Please update the material from its start through the line containing "X-axis label: Time: Time [365,189,403,203]" by replacing "X-axis label" with "Horizontal axis label", leaving everything else unchanged.

··· Material supplied

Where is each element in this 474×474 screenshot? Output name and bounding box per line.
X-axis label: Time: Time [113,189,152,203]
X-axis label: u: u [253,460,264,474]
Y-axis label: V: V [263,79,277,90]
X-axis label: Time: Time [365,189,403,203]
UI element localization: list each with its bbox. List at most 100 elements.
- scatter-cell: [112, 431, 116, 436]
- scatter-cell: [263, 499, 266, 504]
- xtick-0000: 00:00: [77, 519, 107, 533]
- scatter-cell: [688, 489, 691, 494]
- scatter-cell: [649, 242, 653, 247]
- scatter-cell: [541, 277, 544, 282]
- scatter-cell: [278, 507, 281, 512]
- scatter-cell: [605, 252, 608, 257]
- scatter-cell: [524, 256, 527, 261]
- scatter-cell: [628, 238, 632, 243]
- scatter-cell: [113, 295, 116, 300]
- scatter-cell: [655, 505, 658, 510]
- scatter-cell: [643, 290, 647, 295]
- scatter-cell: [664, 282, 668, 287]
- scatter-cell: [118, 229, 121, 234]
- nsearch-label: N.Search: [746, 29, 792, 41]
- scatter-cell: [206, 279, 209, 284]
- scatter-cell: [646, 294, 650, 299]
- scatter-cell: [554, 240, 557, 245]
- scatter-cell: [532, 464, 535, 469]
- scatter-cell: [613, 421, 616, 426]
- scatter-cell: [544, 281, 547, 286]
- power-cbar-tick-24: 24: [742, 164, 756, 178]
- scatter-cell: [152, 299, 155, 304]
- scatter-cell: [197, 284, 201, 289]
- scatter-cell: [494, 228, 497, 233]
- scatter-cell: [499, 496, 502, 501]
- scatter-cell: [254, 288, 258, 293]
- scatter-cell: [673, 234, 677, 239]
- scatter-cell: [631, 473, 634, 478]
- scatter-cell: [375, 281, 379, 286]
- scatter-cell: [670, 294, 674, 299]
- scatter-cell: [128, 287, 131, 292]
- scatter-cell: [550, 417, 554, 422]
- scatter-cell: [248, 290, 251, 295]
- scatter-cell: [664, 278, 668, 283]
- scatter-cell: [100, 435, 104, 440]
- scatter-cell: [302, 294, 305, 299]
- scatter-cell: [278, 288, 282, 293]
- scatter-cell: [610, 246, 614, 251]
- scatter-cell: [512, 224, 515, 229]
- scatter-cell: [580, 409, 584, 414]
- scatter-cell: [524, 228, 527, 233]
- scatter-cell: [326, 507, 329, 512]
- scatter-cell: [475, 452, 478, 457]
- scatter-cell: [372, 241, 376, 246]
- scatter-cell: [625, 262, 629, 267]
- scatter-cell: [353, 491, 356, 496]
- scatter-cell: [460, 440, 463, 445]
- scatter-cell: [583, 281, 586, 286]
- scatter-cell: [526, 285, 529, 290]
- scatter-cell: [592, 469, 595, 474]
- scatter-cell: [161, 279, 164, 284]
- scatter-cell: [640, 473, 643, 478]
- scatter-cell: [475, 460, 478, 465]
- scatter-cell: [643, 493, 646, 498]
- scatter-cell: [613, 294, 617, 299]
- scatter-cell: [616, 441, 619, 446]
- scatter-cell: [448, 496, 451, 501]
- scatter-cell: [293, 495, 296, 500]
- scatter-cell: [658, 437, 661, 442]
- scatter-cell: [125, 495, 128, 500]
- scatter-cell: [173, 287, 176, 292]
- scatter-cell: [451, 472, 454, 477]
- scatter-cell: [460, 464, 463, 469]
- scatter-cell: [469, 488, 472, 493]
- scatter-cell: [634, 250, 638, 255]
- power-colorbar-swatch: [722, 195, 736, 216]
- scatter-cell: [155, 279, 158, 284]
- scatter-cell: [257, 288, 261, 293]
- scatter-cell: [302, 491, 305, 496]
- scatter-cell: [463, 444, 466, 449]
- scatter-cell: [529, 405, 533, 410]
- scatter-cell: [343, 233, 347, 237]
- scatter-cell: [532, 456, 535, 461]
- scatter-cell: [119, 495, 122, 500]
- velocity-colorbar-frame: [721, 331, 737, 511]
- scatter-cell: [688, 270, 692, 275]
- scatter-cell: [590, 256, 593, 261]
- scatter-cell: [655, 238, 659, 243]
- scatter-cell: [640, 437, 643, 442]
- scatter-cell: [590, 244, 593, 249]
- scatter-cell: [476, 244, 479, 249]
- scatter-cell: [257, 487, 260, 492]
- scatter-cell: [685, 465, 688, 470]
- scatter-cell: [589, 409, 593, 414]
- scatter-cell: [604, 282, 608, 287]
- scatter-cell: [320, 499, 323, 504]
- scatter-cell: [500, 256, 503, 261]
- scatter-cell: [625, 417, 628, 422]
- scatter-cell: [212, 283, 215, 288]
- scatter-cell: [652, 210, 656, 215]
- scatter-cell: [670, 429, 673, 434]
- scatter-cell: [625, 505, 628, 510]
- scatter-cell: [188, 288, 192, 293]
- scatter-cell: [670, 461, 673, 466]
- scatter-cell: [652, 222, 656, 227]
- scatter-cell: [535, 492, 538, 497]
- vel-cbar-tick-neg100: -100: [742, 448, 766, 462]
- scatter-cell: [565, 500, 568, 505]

······

Solved exercise
Where is each element in this 474×474 screenshot? Output name and bounding box per line.
Horizontal axis label: Time: Time [113,189,152,203]
Horizontal axis label: u: u [253,460,264,474]
Y-axis label: V: V [263,79,277,90]
Horizontal axis label: Time: Time [365,189,403,203]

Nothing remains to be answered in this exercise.